WHAT THIS TASK INVOLVES: In the material below, find every line with "Capital" and pull it out.

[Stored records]
◇ ◇ ◇
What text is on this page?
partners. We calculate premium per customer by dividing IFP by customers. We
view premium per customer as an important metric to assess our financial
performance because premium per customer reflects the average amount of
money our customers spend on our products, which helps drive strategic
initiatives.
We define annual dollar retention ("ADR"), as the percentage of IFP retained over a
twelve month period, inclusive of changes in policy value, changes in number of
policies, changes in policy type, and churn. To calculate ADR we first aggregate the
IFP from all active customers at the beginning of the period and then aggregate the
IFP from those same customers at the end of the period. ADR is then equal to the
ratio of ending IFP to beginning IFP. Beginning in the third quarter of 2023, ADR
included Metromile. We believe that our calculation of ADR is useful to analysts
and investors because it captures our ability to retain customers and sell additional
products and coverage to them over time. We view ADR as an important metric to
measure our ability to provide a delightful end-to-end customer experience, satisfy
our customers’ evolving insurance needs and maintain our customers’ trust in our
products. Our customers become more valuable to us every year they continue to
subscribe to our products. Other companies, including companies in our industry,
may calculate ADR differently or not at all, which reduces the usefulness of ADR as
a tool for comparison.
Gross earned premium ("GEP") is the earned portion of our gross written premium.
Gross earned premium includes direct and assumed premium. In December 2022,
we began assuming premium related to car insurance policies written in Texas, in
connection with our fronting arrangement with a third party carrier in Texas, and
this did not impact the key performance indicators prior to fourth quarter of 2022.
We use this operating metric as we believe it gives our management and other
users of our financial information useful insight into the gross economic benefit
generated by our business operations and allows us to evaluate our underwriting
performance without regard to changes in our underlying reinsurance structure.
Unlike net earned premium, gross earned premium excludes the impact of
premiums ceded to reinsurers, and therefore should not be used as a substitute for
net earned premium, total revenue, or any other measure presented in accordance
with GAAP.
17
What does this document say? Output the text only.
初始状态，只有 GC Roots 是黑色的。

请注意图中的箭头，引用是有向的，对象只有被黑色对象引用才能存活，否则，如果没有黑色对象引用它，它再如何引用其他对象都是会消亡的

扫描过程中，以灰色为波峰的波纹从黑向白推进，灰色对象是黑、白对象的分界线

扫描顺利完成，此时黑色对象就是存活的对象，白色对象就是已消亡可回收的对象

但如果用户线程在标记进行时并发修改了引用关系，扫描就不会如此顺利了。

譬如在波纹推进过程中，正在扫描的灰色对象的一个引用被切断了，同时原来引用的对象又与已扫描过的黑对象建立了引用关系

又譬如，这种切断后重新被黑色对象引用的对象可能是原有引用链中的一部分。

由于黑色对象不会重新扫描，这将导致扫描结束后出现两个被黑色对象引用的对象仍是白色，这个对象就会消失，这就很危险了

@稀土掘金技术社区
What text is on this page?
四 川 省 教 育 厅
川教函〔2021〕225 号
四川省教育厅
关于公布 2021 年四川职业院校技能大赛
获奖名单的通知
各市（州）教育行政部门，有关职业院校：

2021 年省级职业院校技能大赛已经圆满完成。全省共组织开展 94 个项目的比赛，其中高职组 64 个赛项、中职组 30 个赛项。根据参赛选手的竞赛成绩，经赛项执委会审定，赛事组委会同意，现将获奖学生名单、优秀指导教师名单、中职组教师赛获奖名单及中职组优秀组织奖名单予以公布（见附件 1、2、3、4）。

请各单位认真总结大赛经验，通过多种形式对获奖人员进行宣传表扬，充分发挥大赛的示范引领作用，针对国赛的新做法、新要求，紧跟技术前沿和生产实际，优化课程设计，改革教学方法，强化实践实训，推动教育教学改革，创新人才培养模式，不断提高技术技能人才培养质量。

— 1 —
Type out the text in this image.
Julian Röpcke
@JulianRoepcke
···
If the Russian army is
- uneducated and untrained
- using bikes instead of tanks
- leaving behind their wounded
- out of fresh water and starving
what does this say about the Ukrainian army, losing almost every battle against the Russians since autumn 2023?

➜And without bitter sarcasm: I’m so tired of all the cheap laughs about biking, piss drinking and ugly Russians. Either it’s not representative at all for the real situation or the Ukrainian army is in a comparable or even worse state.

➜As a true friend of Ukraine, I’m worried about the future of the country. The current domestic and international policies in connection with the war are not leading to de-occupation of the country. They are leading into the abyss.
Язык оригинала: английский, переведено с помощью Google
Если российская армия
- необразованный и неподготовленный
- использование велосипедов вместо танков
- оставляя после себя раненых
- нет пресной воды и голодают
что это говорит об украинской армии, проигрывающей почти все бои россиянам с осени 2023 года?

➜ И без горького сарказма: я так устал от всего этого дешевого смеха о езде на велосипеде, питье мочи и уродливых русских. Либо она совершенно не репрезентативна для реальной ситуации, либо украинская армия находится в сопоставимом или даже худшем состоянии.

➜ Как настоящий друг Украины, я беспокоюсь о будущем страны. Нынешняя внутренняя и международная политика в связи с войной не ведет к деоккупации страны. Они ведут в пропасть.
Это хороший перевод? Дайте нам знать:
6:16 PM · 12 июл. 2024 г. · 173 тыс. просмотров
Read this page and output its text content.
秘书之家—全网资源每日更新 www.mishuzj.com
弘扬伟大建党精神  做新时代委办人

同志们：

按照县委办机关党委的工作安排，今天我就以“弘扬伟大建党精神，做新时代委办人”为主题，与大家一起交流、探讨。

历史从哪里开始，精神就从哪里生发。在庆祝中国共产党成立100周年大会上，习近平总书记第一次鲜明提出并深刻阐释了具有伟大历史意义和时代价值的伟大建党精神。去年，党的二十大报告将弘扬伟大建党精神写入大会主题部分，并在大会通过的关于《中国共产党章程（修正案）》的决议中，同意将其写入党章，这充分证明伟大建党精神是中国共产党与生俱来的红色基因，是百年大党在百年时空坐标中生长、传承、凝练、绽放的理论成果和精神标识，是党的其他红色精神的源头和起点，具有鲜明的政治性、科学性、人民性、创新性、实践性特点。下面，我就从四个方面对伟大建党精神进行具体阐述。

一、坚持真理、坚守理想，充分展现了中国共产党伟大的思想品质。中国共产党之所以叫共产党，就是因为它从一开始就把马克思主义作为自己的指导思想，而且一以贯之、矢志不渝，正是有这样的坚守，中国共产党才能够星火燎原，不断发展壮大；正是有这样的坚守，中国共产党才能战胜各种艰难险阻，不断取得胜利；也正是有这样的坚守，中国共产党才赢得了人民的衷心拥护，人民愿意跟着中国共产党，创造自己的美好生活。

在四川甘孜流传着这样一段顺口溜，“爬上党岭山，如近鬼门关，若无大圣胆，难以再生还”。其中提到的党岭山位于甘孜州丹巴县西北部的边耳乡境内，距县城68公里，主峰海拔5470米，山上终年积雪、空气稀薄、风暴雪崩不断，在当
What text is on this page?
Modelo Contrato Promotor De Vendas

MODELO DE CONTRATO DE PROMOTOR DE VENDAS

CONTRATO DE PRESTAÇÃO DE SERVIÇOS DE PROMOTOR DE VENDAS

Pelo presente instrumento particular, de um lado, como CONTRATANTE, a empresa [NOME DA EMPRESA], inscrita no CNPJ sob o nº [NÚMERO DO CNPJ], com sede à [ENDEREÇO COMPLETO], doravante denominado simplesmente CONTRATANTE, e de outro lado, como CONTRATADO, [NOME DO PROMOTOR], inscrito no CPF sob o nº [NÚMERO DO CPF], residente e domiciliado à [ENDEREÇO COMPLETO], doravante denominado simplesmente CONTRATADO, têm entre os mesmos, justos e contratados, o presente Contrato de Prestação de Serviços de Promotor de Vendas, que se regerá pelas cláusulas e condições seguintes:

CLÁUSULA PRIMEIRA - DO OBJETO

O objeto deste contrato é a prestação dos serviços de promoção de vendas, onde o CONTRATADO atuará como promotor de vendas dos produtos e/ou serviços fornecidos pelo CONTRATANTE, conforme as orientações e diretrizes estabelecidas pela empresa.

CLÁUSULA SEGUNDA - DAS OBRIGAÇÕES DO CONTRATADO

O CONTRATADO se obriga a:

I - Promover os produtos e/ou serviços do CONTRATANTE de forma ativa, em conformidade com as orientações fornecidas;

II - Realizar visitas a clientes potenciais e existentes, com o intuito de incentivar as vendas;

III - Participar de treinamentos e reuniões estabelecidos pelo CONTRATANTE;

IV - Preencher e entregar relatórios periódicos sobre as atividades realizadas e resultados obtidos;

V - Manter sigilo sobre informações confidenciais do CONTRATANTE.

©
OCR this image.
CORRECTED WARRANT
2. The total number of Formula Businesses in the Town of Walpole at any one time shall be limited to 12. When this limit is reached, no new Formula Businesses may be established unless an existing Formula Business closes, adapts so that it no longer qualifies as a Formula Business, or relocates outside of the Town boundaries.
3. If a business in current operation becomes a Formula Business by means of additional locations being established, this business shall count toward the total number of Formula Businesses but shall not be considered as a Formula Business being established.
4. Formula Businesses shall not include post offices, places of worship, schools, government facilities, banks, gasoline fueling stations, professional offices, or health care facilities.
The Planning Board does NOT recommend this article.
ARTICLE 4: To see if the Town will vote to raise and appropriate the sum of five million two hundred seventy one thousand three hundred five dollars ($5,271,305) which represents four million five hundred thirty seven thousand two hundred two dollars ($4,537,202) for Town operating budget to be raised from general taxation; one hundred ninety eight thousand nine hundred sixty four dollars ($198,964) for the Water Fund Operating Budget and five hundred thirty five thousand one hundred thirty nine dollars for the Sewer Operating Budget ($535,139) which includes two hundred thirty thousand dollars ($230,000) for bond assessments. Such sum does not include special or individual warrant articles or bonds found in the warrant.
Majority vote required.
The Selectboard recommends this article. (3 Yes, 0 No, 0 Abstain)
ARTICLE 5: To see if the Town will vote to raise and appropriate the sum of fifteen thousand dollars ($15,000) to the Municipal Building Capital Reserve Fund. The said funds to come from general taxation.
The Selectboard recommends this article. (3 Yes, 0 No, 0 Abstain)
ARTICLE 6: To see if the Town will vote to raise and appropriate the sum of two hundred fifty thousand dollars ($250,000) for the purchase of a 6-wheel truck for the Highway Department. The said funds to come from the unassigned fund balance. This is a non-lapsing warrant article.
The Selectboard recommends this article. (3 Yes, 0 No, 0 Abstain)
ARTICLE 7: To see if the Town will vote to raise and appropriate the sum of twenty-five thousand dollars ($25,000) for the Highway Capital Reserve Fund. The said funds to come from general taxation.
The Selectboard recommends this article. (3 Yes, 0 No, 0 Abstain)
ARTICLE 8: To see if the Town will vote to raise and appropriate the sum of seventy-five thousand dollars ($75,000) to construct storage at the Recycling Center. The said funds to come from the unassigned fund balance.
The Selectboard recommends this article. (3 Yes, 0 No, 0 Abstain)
◇ ◇ ◇
ANSWER TO THIS PROBLEM:
ARTICLE 5: To see if the Town will vote to raise and appropriate the sum of fifteen thousand dollars ($15,000) to the Municipal Building Capital Reserve Fund. The said funds to come from general taxation.
ARTICLE 7: To see if the Town will vote to raise and appropriate the sum of twenty-five thousand dollars ($25,000) for the Highway Capital Reserve Fund. The said funds to come from general taxation.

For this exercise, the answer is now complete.